- EXERCISE INSTRUCTIONS:
Gather every line in the records below that contains the word "which".

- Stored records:
........

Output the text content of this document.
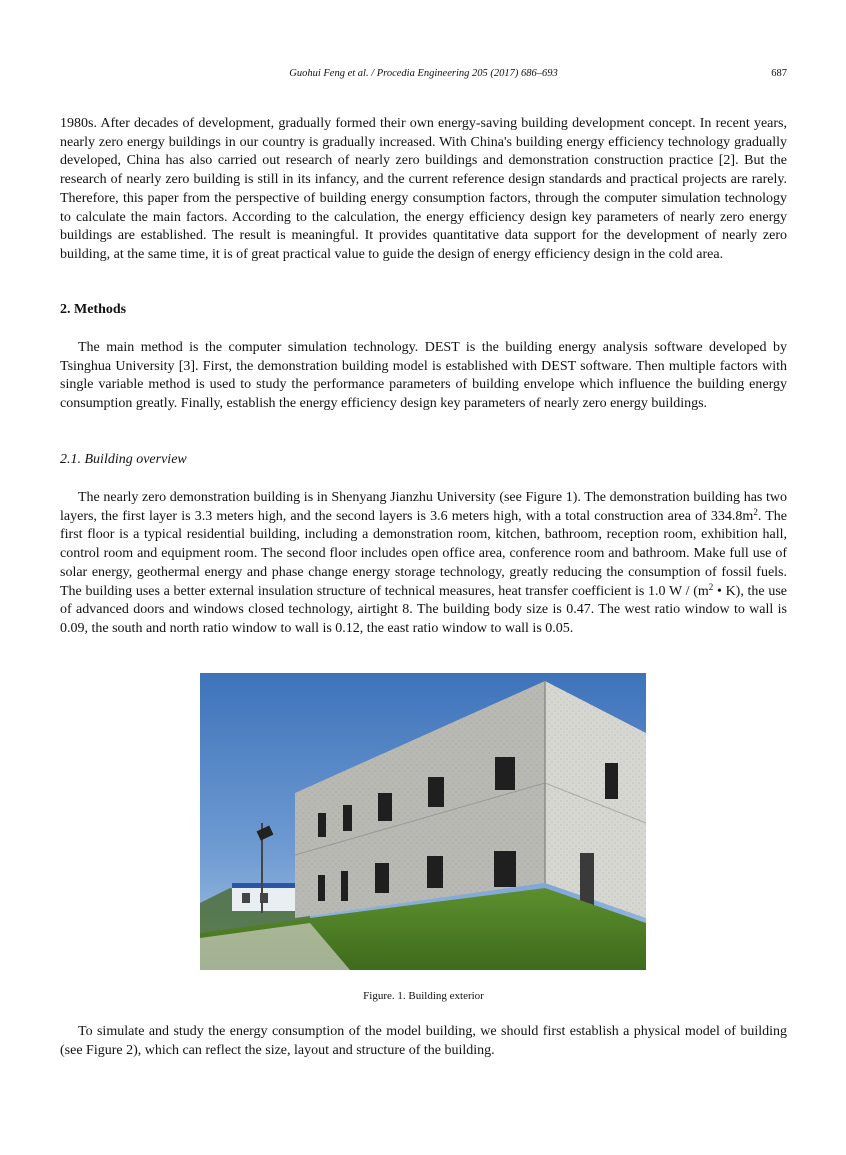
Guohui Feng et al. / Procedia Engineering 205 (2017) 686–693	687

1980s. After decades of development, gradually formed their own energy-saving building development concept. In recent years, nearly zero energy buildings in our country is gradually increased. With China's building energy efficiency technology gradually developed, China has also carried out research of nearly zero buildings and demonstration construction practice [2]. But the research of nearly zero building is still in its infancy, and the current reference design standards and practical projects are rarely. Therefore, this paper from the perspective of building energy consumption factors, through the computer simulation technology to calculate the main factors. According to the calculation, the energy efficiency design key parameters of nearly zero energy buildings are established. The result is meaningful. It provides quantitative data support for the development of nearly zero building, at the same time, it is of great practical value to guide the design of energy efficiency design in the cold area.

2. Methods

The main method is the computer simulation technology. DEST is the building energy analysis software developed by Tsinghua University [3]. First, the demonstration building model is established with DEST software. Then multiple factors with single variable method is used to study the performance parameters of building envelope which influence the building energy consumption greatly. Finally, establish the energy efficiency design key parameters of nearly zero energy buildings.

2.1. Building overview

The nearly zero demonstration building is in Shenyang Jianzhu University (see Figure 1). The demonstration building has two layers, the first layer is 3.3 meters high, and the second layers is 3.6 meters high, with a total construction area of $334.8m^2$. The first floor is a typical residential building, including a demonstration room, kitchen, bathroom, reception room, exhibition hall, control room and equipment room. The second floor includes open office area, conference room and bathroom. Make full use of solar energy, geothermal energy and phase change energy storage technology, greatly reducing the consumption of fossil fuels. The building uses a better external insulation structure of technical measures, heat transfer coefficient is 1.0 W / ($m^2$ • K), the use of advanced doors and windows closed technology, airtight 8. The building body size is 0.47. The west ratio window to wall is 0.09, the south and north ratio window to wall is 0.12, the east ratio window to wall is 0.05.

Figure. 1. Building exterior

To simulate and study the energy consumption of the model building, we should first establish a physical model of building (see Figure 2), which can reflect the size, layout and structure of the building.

........

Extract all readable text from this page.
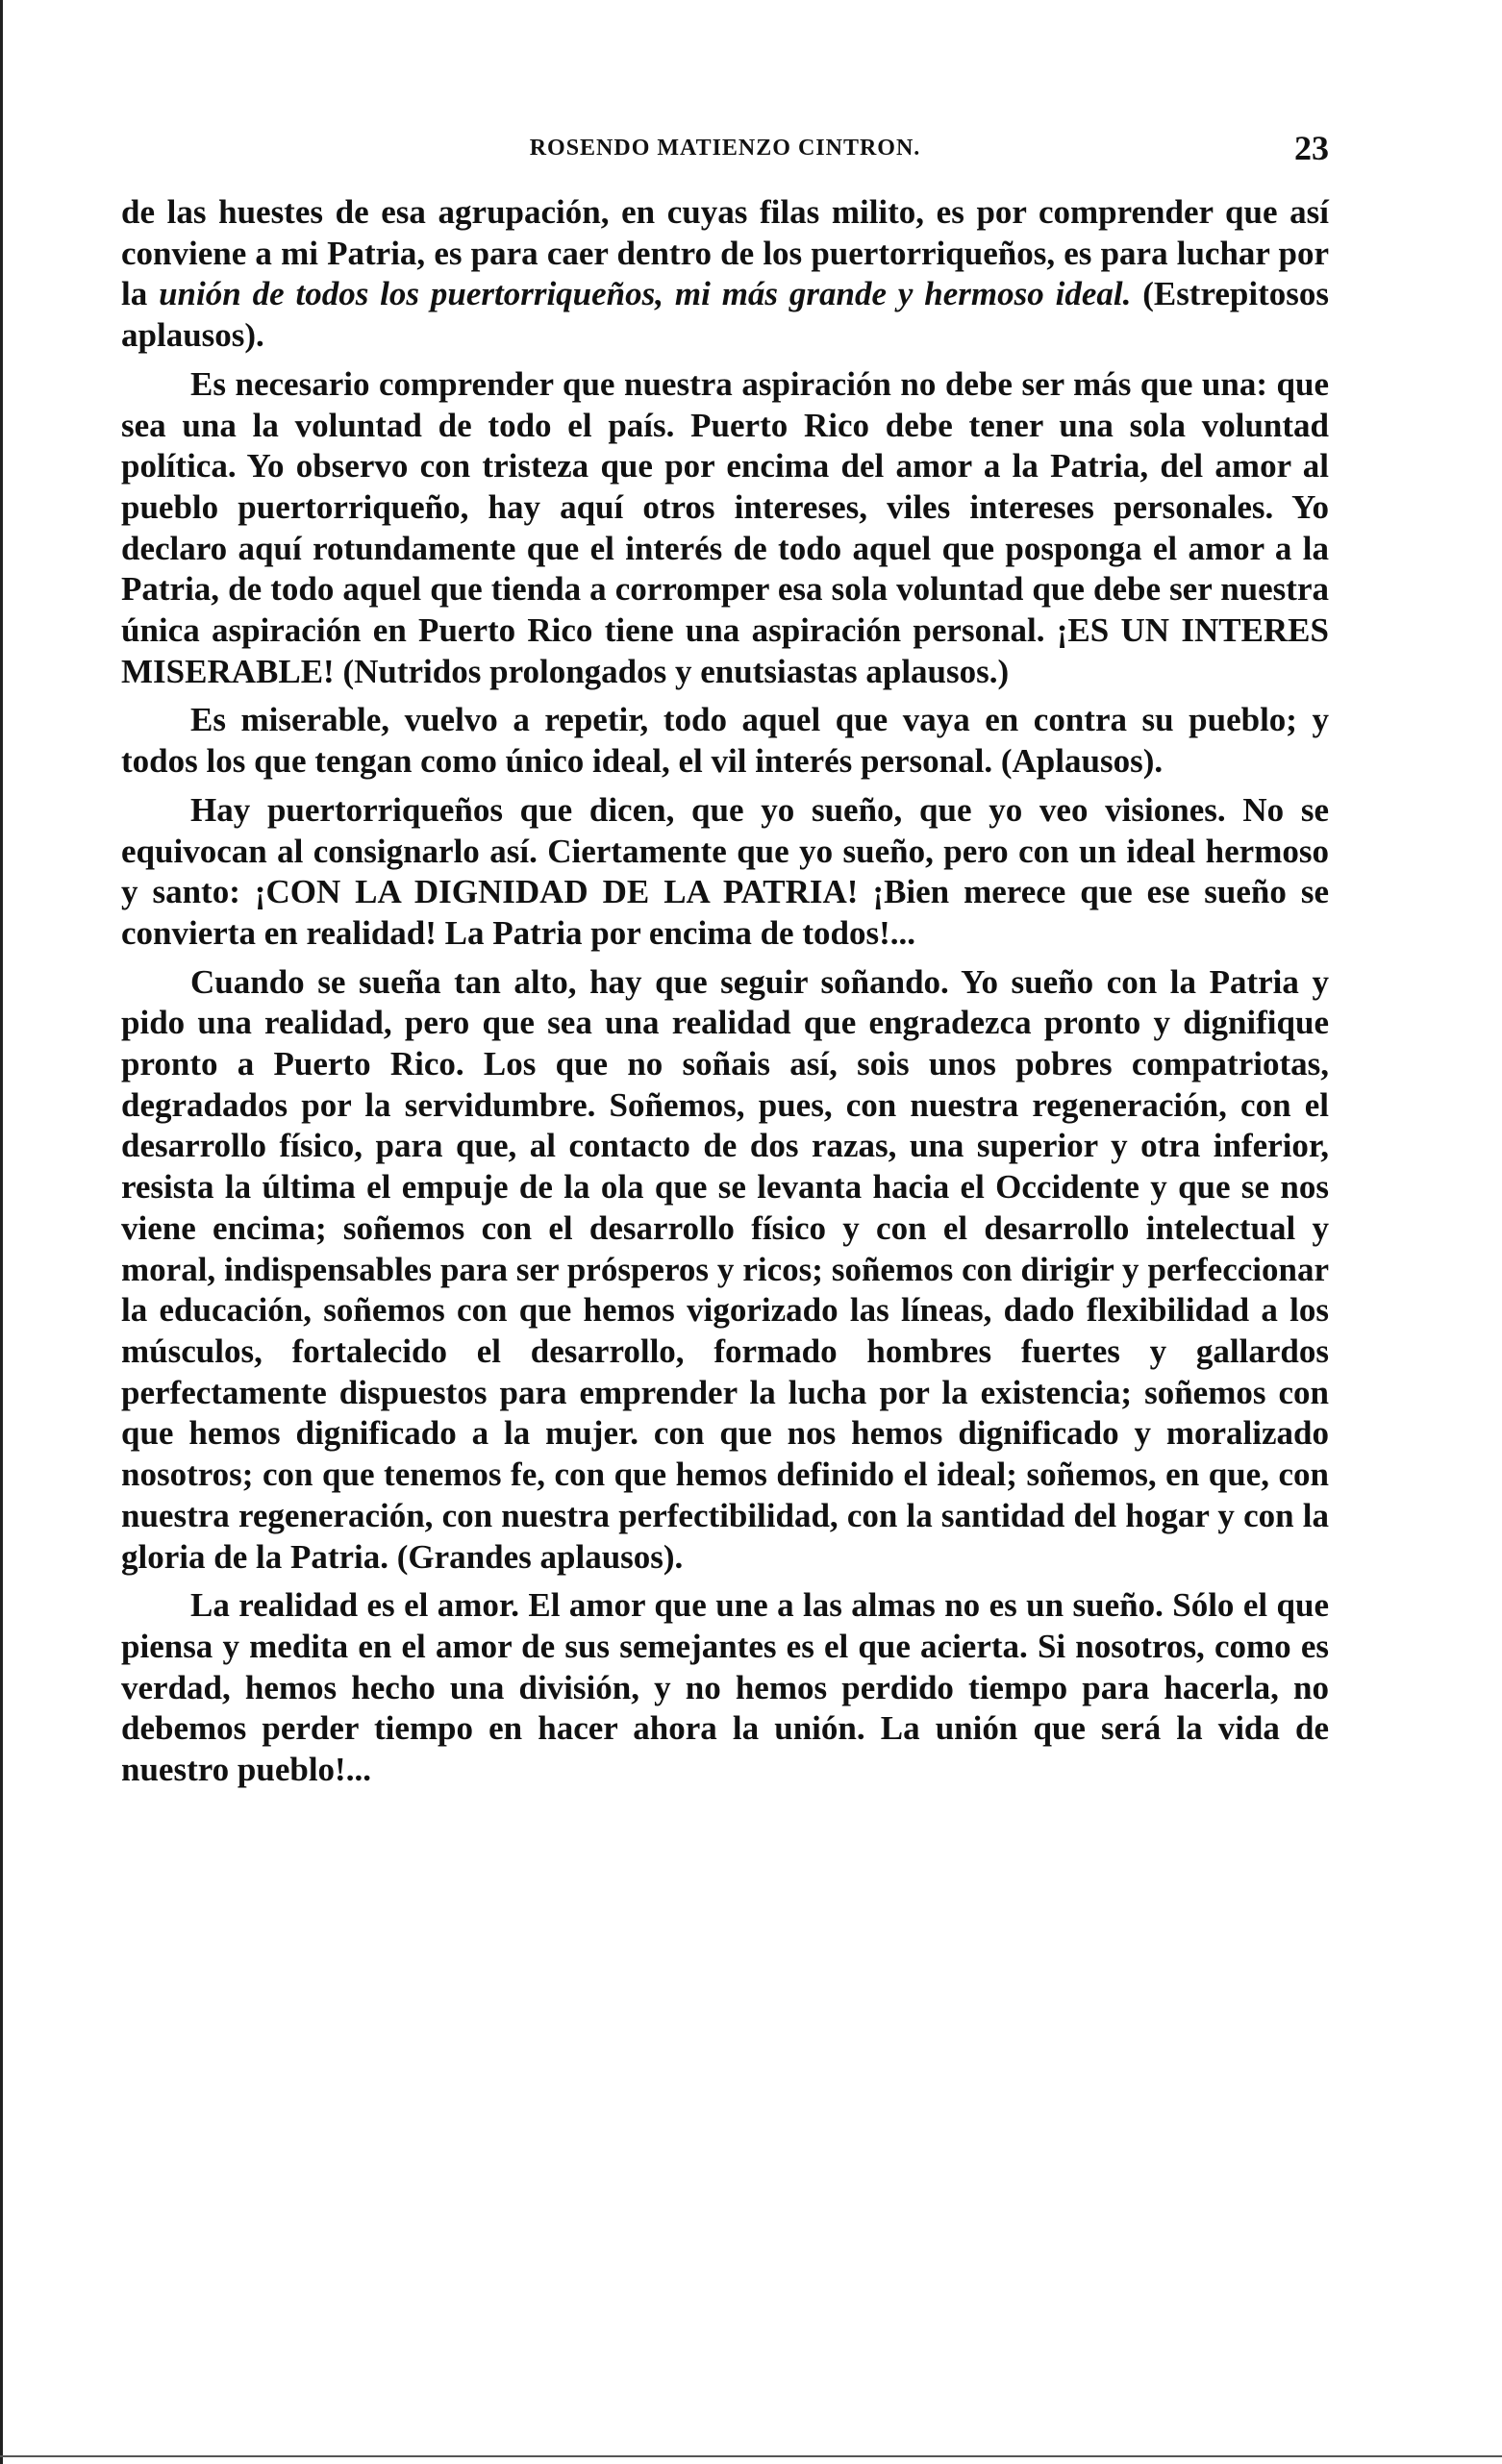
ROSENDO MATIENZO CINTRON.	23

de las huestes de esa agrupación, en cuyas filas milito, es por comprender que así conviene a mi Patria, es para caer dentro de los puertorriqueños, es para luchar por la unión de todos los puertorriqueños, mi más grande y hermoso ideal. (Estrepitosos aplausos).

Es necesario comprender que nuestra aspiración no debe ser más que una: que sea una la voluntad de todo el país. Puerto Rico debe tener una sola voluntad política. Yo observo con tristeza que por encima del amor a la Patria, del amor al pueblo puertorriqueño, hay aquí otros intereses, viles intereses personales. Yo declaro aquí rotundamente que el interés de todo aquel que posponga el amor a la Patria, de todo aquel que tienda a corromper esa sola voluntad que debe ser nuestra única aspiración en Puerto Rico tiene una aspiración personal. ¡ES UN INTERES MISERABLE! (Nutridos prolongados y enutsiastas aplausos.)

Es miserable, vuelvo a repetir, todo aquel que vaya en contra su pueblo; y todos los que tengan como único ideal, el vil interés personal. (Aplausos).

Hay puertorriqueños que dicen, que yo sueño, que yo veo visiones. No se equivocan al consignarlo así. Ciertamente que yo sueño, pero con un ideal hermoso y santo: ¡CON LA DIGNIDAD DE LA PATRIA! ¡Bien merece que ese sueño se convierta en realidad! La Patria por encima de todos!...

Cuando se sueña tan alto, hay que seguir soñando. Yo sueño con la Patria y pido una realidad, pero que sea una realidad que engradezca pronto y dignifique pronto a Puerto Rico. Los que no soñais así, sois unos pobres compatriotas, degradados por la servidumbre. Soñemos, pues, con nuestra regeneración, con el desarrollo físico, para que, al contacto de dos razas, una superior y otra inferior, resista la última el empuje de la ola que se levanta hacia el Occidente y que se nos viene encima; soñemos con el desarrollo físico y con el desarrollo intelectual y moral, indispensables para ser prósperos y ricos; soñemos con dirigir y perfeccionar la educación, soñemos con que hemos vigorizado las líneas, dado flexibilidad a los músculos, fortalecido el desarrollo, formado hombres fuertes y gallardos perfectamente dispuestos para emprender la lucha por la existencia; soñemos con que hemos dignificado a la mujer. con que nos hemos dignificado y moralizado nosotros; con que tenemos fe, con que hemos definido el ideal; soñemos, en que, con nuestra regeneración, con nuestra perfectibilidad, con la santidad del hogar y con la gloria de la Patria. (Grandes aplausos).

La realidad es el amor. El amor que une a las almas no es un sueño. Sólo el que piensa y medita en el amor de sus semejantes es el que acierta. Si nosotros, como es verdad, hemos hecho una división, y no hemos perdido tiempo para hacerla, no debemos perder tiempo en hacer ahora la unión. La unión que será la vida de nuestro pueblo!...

........

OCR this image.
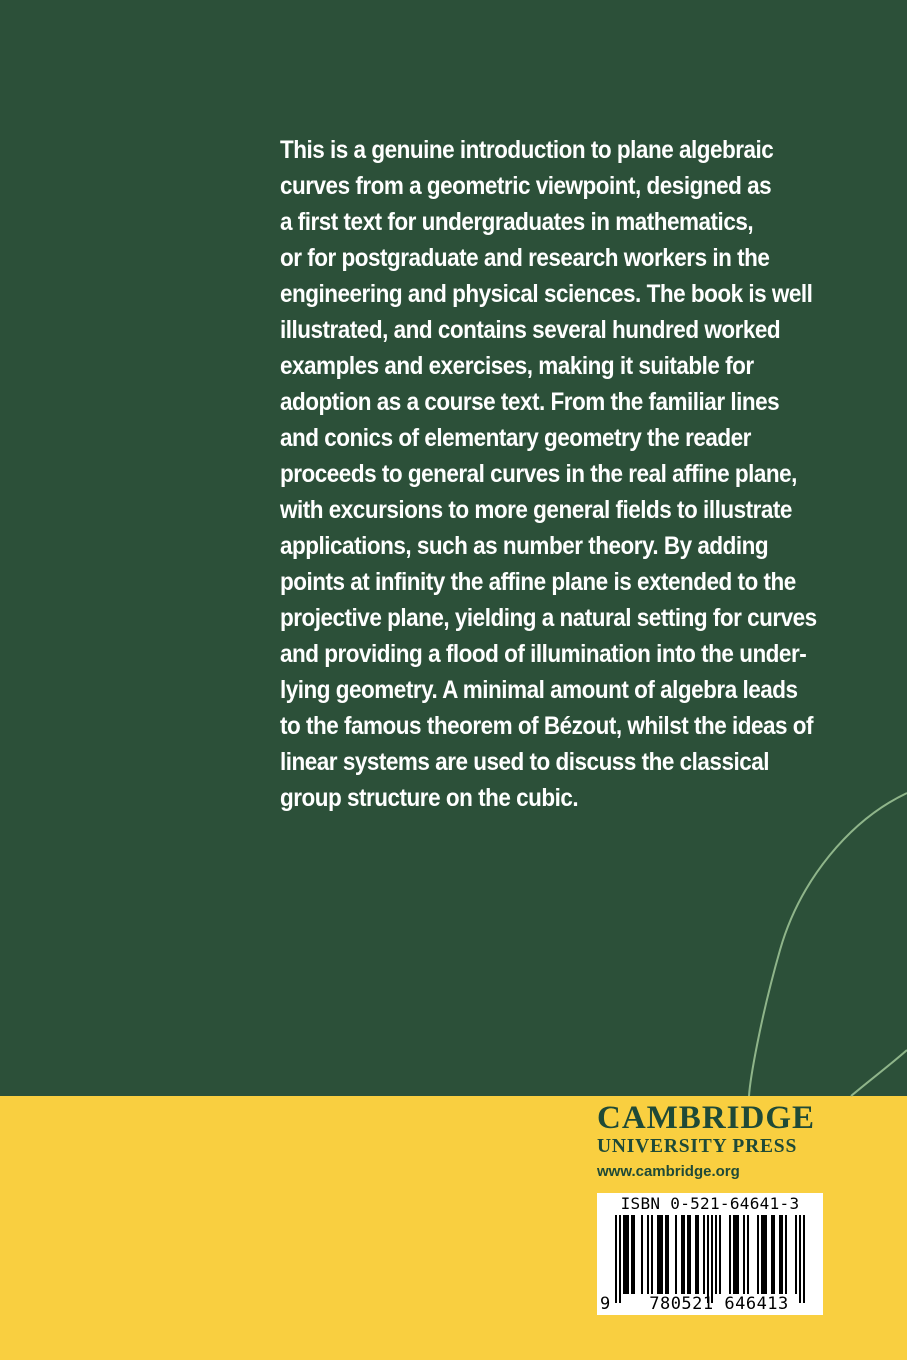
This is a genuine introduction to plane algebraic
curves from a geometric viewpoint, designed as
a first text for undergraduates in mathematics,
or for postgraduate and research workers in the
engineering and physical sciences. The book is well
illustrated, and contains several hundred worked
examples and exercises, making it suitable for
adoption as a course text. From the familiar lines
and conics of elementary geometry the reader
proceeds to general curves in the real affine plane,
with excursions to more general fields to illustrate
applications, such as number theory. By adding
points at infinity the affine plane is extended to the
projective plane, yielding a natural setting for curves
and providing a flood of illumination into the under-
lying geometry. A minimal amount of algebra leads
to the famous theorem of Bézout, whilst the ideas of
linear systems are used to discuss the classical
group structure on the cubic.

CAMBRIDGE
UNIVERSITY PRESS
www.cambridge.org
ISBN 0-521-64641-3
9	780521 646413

........

- RESULT FOR THIS EXERCISE:
The main method is the computer simulation technology. DEST is the building energy analysis software developed by Tsinghua University [3]. First, the demonstration building model is established with DEST software. Then multiple factors with single variable method is used to study the performance parameters of building envelope which influence the building energy consumption greatly. Finally, establish the energy efficiency design key parameters of nearly zero energy buildings.
To simulate and study the energy consumption of the model building, we should first establish a physical model of building (see Figure 2), which can reflect the size, layout and structure of the building.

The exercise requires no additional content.